-- TASK OBJECTIVE --
Your task is to transcribe all of the records exactly and leave out the pictures.

━━━ RAW RECORDS ━━━

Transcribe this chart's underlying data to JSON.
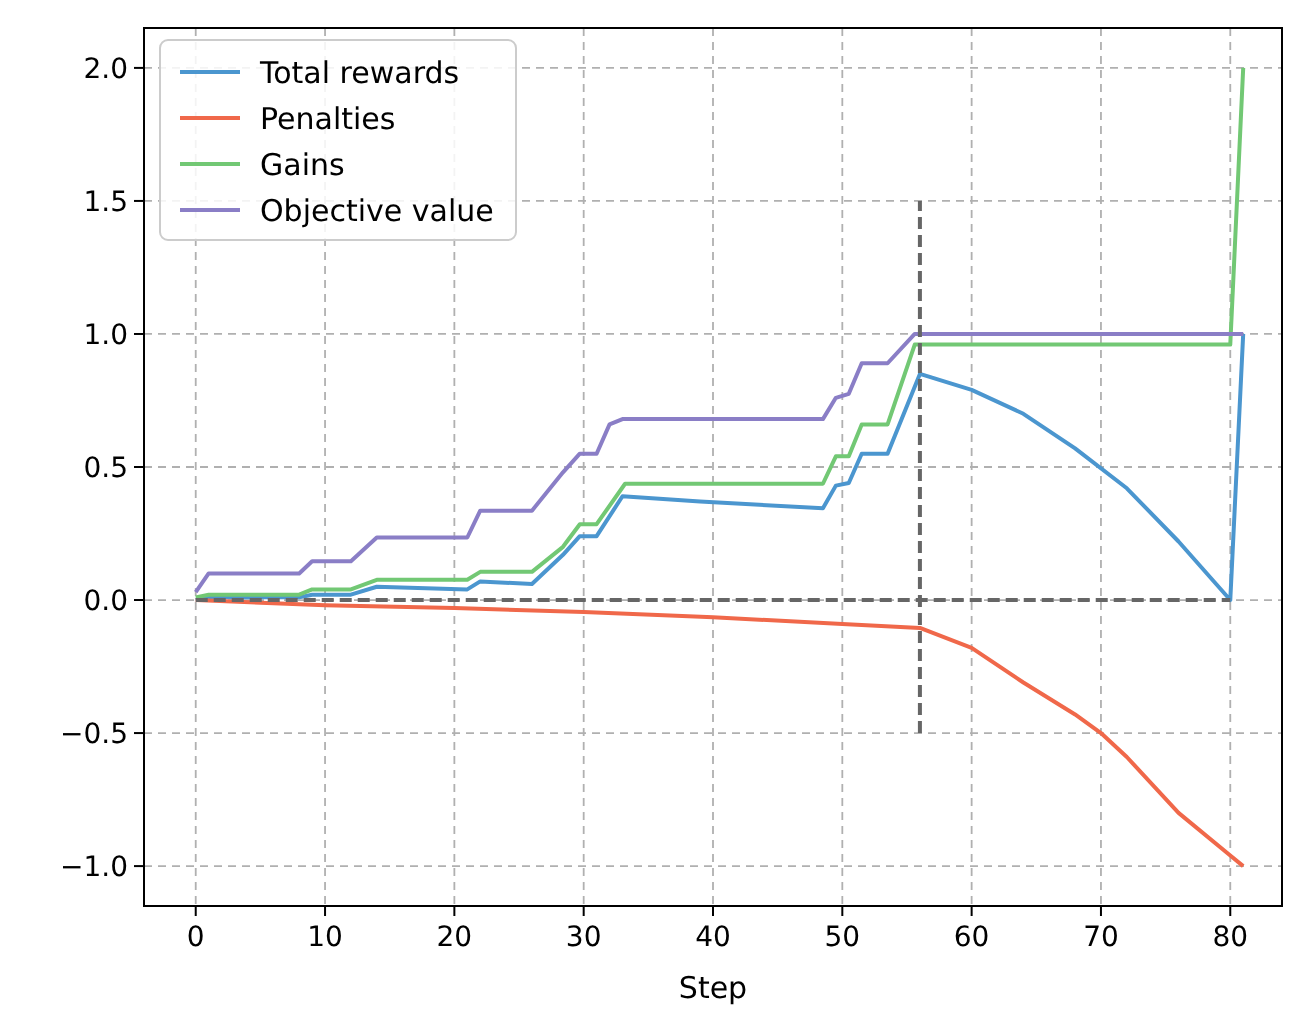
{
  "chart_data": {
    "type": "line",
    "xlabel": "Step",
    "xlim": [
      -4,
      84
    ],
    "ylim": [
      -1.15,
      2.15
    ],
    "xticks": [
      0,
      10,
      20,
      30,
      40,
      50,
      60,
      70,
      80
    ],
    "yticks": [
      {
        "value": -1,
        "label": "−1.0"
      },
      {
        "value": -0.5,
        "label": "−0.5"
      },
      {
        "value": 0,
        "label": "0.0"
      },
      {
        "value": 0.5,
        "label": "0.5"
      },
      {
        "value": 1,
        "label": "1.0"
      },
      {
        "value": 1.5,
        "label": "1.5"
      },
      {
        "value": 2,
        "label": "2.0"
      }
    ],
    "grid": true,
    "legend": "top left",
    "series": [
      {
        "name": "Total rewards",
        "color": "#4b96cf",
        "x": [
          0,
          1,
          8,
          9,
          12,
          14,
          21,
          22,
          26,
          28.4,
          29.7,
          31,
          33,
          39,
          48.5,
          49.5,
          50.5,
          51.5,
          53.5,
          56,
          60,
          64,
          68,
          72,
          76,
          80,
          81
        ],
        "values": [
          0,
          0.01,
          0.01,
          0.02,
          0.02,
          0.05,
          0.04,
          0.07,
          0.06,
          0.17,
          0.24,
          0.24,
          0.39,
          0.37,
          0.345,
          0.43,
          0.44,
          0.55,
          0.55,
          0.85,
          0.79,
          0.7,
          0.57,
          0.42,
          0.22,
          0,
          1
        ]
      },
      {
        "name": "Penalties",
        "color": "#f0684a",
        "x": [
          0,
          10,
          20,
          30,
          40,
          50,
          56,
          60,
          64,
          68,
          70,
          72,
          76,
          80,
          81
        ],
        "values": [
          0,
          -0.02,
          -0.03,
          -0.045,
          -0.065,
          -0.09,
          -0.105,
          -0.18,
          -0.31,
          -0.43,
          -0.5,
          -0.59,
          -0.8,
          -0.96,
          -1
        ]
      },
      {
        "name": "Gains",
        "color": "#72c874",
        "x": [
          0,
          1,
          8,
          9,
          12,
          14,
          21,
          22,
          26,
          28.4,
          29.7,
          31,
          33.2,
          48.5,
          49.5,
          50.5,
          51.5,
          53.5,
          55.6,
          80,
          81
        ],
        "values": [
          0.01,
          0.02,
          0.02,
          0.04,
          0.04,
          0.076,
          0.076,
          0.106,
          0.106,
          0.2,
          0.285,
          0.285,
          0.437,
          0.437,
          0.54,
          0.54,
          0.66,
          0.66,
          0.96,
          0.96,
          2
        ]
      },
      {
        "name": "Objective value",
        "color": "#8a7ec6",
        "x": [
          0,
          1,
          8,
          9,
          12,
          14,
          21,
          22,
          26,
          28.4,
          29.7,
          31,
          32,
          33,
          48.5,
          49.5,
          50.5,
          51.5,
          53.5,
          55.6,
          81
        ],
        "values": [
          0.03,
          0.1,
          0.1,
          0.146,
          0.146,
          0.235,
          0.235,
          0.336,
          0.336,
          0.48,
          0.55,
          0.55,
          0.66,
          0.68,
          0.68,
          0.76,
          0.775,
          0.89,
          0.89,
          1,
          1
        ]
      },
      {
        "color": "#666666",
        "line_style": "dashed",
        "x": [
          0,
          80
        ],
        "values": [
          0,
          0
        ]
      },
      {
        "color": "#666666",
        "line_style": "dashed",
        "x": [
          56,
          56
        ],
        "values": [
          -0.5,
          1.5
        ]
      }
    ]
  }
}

━━━

-- RESULT OF THIS TASK --
Transcribe this chart's underlying data to JSON.
{
  "chart_data": {
    "type": "line",
    "xlabel": "Step",
    "xlim": [
      -4,
      84
    ],
    "ylim": [
      -1.15,
      2.15
    ],
    "xticks": [
      0,
      10,
      20,
      30,
      40,
      50,
      60,
      70,
      80
    ],
    "yticks": [
      {
        "value": -1,
        "label": "−1.0"
      },
      {
        "value": -0.5,
        "label": "−0.5"
      },
      {
        "value": 0,
        "label": "0.0"
      },
      {
        "value": 0.5,
        "label": "0.5"
      },
      {
        "value": 1,
        "label": "1.0"
      },
      {
        "value": 1.5,
        "label": "1.5"
      },
      {
        "value": 2,
        "label": "2.0"
      }
    ],
    "grid": true,
    "legend": "top left",
    "series": [
      {
        "name": "Total rewards",
        "color": "#4b96cf",
        "x": [
          0,
          1,
          8,
          9,
          12,
          14,
          21,
          22,
          26,
          28.4,
          29.7,
          31,
          33,
          39,
          48.5,
          49.5,
          50.5,
          51.5,
          53.5,
          56,
          60,
          64,
          68,
          72,
          76,
          80,
          81
        ],
        "values": [
          0,
          0.01,
          0.01,
          0.02,
          0.02,
          0.05,
          0.04,
          0.07,
          0.06,
          0.17,
          0.24,
          0.24,
          0.39,
          0.37,
          0.345,
          0.43,
          0.44,
          0.55,
          0.55,
          0.85,
          0.79,
          0.7,
          0.57,
          0.42,
          0.22,
          0,
          1
        ]
      },
      {
        "name": "Penalties",
        "color": "#f0684a",
        "x": [
          0,
          10,
          20,
          30,
          40,
          50,
          56,
          60,
          64,
          68,
          70,
          72,
          76,
          80,
          81
        ],
        "values": [
          0,
          -0.02,
          -0.03,
          -0.045,
          -0.065,
          -0.09,
          -0.105,
          -0.18,
          -0.31,
          -0.43,
          -0.5,
          -0.59,
          -0.8,
          -0.96,
          -1
        ]
      },
      {
        "name": "Gains",
        "color": "#72c874",
        "x": [
          0,
          1,
          8,
          9,
          12,
          14,
          21,
          22,
          26,
          28.4,
          29.7,
          31,
          33.2,
          48.5,
          49.5,
          50.5,
          51.5,
          53.5,
          55.6,
          80,
          81
        ],
        "values": [
          0.01,
          0.02,
          0.02,
          0.04,
          0.04,
          0.076,
          0.076,
          0.106,
          0.106,
          0.2,
          0.285,
          0.285,
          0.437,
          0.437,
          0.54,
          0.54,
          0.66,
          0.66,
          0.96,
          0.96,
          2
        ]
      },
      {
        "name": "Objective value",
        "color": "#8a7ec6",
        "x": [
          0,
          1,
          8,
          9,
          12,
          14,
          21,
          22,
          26,
          28.4,
          29.7,
          31,
          32,
          33,
          48.5,
          49.5,
          50.5,
          51.5,
          53.5,
          55.6,
          81
        ],
        "values": [
          0.03,
          0.1,
          0.1,
          0.146,
          0.146,
          0.235,
          0.235,
          0.336,
          0.336,
          0.48,
          0.55,
          0.55,
          0.66,
          0.68,
          0.68,
          0.76,
          0.775,
          0.89,
          0.89,
          1,
          1
        ]
      },
      {
        "color": "#666666",
        "line_style": "dashed",
        "x": [
          0,
          80
        ],
        "values": [
          0,
          0
        ]
      },
      {
        "color": "#666666",
        "line_style": "dashed",
        "x": [
          56,
          56
        ],
        "values": [
          -0.5,
          1.5
        ]
      }
    ]
  }
}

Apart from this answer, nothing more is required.